═════ DATA TO USE
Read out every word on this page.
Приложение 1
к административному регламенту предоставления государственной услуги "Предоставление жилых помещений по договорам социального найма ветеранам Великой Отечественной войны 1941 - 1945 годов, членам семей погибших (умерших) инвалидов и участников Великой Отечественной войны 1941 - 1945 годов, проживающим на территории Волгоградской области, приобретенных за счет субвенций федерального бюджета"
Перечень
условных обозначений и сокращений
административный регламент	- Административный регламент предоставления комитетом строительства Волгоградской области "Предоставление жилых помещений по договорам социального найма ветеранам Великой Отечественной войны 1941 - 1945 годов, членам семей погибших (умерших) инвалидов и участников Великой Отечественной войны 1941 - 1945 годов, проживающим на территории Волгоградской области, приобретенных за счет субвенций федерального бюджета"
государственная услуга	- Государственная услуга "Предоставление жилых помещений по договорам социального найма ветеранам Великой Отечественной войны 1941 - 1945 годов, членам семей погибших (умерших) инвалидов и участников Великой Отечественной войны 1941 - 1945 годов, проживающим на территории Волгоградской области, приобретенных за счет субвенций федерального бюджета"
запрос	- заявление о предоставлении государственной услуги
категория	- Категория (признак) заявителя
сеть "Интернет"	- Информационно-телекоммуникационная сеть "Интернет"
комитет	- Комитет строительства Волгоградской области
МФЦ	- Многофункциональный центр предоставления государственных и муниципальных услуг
══════════
WHAT YOU SHOULD DO:
Go through the material above line by line and copy it exactly.

SOLUTION TO THIS EXERCISE:
Read out every word on this page.
Приложение 1
к административному регламенту предоставления государственной услуги "Предоставление жилых помещений по договорам социального найма ветеранам Великой Отечественной войны 1941 - 1945 годов, членам семей погибших (умерших) инвалидов и участников Великой Отечественной войны 1941 - 1945 годов, проживающим на территории Волгоградской области, приобретенных за счет субвенций федерального бюджета"
Перечень
условных обозначений и сокращений
административный регламент	- Административный регламент предоставления комитетом строительства Волгоградской области "Предоставление жилых помещений по договорам социального найма ветеранам Великой Отечественной войны 1941 - 1945 годов, членам семей погибших (умерших) инвалидов и участников Великой Отечественной войны 1941 - 1945 годов, проживающим на территории Волгоградской области, приобретенных за счет субвенций федерального бюджета"
государственная услуга	- Государственная услуга "Предоставление жилых помещений по договорам социального найма ветеранам Великой Отечественной войны 1941 - 1945 годов, членам семей погибших (умерших) инвалидов и участников Великой Отечественной войны 1941 - 1945 годов, проживающим на территории Волгоградской области, приобретенных за счет субвенций федерального бюджета"
запрос	- заявление о предоставлении государственной услуги
категория	- Категория (признак) заявителя
сеть "Интернет"	- Информационно-телекоммуникационная сеть "Интернет"
комитет	- Комитет строительства Волгоградской области
МФЦ	- Многофункциональный центр предоставления государственных и муниципальных услуг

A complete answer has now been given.